*** Items

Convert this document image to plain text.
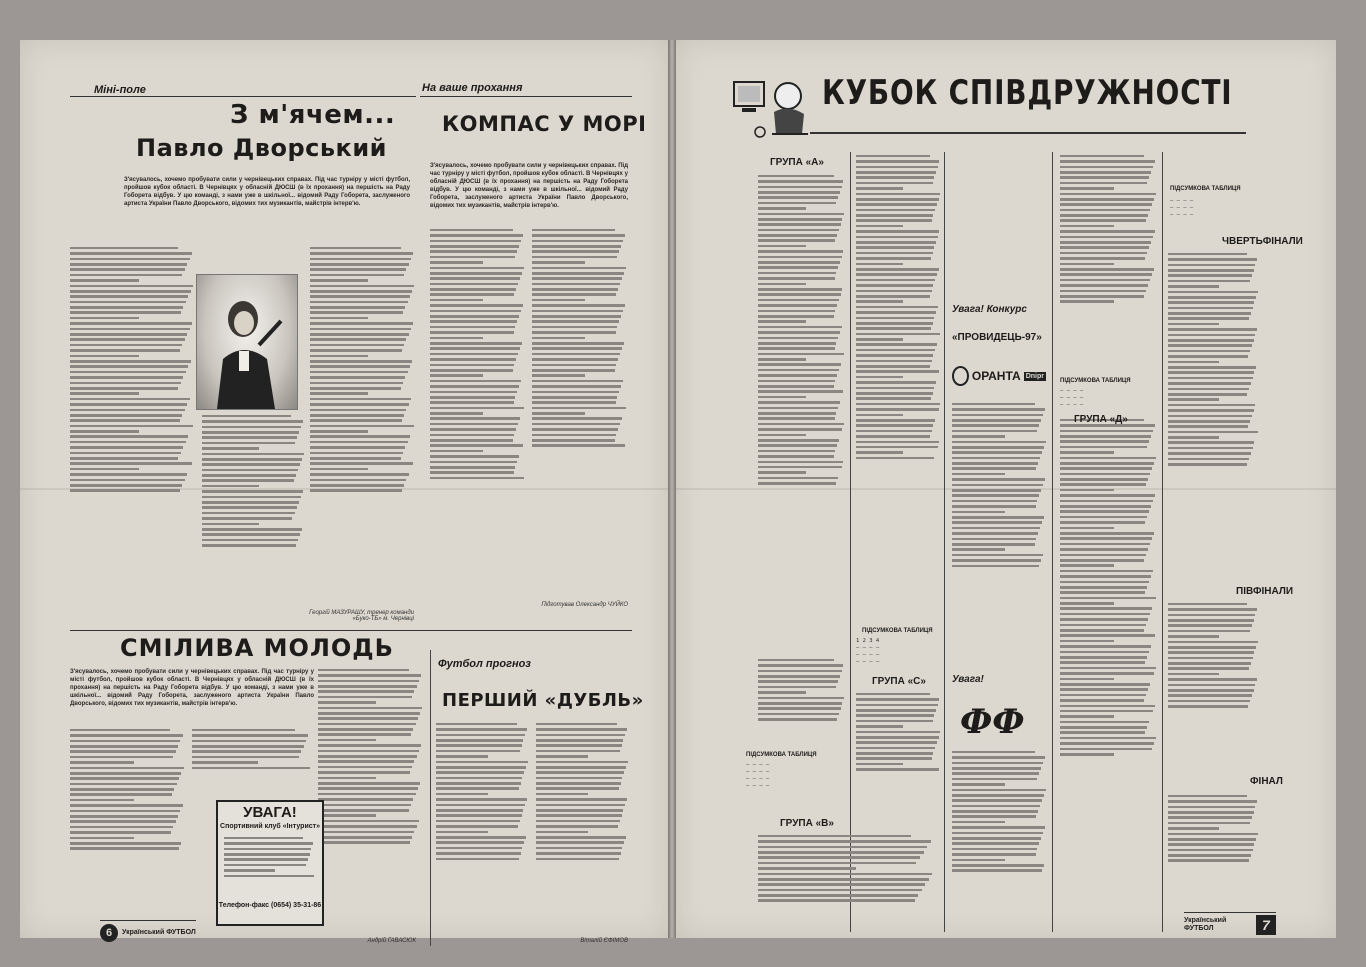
Міні-поле	На ваше прохання
З м'ячем...
Павло Дворський
КОМПАС У МОРІ
З'ясувалось, хочемо пробувати сили у чернівецьких справах. Під час турніру у місті футбол, пройшов кубок області. В Чернівцях у обласній ДЮСШ (в їх прохання) на першість на Раду Гоборета відбув. У цю команді, з нами уже в шкільної... відомий Раду Гоборета, заслуженого артиста України Павло Дворського, відомих тих музикантів, майстрів інтерв'ю.
З'ясувалось, хочемо пробувати сили у чернівецьких справах. Під час турніру у місті футбол, пройшов кубок області. В Чернівцях у обласній ДЮСШ (в їх прохання) на першість на Раду Гоборета відбув. У цю команді, з нами уже в шкільної... відомий Раду Гоборета, заслуженого артиста України Павло Дворського, відомих тих музикантів, майстрів інтерв'ю.
Георгій МАЗУРАШУ, тренер команди «Буко-ТБ» м. Чернівці
Підготував Олександр ЧУЙКО
СМІЛИВА МОЛОДЬ
Футбол прогноз
З'ясувалось, хочемо пробувати сили у чернівецьких справах. Під час турніру у місті футбол, пройшов кубок області. В Чернівцях у обласній ДЮСШ (в їх прохання) на першість на Раду Гоборета відбув. У цю команді, з нами уже в шкільної... відомий Раду Гоборета, заслуженого артиста України Павло Дворського, відомих тих музикантів, майстрів інтерв'ю.
УВАГА!
Спортивний клуб «Інтурист»
Телефон-факс (0654) 35-31-86
ПЕРШИЙ «ДУБЛЬ»
6	Український ФУТБОЛ
Андрій ГАВАСЮК	Віталій ЄФІМОВ
КУБОК СПІВДРУЖНОСТІ
ГРУПА «А»
ПІДСУМКОВА ТАБЛИЦЯ
1 2 3 4
– – – –
– – – –
– – – –
ПІДСУМКОВА ТАБЛИЦЯ
– – – –
– – – –
– – – –
– – – –
ГРУПА «В»
ГРУПА «С»
Увага! Конкурс
«ПРОВИДЕЦЬ-97»
ОРАНТА Dnipr
Увага!
ФФ
ПІДСУМКОВА ТАБЛИЦЯ
– – – –
– – – –
– – – –
ПІДСУМКОВА ТАБЛИЦЯ
– – – –
– – – –
– – – –
ЧВЕРТЬФІНАЛИ
ГРУПА «Д»
ПІВФІНАЛИ
ФІНАЛ
Український ФУТБОЛ	7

******

Copy every line above that includes the string "Український".

§ Result below:
6	Український ФУТБОЛ
Український ФУТБОЛ	7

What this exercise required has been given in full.